Spot every line with the word "Earnings" and return it.
* Start Excerpted records *
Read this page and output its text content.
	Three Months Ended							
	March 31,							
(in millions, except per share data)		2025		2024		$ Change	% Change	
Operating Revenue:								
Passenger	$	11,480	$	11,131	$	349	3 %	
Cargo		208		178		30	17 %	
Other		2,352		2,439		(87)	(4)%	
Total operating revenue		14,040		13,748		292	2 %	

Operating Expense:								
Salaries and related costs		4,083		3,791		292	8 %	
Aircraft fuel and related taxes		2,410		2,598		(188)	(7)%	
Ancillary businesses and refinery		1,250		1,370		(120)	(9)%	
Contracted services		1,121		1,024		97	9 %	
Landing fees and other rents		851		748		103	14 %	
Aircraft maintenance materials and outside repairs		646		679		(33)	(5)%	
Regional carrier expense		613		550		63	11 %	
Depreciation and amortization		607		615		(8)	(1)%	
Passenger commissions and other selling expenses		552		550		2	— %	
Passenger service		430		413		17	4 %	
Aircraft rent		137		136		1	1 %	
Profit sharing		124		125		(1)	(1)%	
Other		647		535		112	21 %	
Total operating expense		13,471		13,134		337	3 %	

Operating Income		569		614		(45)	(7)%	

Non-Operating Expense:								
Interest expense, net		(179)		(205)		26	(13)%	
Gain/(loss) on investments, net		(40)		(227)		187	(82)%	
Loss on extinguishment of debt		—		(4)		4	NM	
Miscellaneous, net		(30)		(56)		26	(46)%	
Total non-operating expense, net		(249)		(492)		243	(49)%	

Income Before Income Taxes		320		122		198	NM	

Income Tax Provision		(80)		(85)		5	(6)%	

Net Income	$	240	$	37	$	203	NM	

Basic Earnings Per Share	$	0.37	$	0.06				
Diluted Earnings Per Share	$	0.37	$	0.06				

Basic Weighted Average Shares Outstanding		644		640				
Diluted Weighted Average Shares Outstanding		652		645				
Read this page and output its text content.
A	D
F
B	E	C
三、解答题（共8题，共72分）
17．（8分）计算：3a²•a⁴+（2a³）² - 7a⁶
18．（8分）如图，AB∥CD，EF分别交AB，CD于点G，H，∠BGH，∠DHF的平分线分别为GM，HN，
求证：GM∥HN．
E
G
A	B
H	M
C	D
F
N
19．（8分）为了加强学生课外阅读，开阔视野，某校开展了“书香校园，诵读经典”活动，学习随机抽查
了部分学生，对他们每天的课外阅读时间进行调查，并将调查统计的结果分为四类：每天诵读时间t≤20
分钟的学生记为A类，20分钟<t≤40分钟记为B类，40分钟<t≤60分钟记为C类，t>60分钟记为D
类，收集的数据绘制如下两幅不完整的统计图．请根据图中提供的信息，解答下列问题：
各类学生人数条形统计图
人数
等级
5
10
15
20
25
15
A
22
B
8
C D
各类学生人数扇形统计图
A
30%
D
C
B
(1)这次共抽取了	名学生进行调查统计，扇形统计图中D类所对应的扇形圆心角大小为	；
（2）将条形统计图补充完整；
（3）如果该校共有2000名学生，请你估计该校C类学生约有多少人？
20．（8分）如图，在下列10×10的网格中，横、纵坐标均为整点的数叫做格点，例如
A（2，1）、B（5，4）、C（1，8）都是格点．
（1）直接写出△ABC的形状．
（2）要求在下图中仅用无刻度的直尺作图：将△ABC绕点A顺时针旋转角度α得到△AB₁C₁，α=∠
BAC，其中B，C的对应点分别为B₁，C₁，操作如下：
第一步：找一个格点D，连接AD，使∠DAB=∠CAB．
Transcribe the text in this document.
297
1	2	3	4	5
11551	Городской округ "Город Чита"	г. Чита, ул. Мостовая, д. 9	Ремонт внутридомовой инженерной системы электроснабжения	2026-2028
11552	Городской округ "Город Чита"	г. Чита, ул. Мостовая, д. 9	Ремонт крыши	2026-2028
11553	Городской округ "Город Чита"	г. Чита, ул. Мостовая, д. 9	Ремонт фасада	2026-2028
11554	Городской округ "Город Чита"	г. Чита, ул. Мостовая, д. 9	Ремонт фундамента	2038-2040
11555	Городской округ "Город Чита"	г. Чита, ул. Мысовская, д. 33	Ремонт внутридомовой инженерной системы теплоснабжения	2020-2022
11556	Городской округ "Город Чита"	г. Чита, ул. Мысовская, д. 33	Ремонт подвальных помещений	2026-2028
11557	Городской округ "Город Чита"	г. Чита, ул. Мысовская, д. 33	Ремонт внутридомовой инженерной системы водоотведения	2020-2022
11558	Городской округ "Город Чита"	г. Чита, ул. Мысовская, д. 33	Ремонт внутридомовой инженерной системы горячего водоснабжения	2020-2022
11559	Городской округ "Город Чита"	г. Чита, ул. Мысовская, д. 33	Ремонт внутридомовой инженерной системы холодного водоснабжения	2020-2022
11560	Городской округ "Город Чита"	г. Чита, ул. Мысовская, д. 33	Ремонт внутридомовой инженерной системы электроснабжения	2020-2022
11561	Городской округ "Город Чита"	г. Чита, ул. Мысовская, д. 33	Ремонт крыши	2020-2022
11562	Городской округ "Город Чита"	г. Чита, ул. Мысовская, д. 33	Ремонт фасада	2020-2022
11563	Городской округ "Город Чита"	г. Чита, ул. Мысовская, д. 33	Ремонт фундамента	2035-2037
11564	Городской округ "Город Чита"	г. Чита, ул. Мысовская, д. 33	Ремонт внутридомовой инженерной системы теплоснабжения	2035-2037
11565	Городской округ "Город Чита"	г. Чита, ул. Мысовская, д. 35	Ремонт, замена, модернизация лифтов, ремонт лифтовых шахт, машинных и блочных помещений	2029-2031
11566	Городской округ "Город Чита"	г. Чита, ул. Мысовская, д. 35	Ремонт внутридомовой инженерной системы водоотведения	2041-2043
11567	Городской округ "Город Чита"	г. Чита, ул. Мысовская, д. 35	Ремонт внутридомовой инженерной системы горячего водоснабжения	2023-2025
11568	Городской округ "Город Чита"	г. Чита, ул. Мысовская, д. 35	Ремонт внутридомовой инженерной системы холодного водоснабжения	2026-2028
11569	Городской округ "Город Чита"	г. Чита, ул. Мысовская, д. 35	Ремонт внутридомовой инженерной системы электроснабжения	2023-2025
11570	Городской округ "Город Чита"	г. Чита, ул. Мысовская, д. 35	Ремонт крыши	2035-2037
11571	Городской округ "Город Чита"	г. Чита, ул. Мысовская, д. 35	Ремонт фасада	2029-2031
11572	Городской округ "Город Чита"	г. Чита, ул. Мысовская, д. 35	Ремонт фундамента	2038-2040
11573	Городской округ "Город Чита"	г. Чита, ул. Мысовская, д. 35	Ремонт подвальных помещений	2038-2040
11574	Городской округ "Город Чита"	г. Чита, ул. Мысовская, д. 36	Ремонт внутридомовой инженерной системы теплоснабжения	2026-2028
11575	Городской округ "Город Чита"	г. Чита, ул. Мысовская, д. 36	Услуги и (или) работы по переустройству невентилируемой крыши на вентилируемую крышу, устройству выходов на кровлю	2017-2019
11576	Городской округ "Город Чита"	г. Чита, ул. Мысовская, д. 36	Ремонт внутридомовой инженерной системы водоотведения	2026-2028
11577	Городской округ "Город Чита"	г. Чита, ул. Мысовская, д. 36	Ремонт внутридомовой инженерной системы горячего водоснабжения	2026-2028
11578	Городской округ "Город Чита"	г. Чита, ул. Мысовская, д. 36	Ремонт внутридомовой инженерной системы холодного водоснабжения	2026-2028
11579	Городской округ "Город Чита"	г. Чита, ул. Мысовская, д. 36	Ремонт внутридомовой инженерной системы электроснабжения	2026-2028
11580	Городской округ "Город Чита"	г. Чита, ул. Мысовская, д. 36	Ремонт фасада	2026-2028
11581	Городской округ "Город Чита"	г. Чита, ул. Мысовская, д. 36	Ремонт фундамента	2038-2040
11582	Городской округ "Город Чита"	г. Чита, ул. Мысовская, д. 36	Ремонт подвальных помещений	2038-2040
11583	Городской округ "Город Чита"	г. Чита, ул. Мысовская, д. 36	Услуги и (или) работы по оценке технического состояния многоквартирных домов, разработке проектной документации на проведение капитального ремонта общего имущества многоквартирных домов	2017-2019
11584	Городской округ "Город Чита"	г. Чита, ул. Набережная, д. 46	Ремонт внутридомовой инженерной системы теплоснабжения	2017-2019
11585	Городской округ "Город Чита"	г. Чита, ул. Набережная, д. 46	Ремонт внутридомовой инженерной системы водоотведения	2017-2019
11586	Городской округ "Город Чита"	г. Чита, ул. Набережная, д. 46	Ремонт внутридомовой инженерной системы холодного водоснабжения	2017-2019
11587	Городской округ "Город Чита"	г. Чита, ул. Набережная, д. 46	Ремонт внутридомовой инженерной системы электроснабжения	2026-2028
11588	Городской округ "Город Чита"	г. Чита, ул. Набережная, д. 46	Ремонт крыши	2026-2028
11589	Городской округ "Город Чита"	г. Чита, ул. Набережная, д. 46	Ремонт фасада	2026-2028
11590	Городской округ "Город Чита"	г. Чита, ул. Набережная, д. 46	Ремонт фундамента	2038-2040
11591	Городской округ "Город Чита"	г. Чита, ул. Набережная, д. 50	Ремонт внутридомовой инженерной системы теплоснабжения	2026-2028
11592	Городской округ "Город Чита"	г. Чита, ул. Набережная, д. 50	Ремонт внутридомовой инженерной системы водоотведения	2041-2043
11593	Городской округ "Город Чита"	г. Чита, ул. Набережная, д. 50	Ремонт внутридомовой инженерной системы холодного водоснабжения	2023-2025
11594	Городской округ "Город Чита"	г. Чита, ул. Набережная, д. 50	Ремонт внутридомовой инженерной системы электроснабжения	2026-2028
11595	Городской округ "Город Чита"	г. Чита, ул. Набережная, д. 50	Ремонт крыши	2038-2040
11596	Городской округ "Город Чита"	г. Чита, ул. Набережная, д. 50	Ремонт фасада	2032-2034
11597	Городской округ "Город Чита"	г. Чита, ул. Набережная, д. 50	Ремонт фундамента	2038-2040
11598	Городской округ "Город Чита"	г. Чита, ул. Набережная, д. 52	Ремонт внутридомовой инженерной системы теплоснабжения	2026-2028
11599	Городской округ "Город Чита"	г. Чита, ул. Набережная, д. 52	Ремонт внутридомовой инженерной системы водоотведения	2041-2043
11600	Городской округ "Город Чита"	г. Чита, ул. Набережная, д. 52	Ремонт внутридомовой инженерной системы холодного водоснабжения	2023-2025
* End Excerpted records *
▶ [Expected answer]:
Basic Earnings Per Share	$	0.37	$	0.06				
Diluted Earnings Per Share	$	0.37	$	0.06				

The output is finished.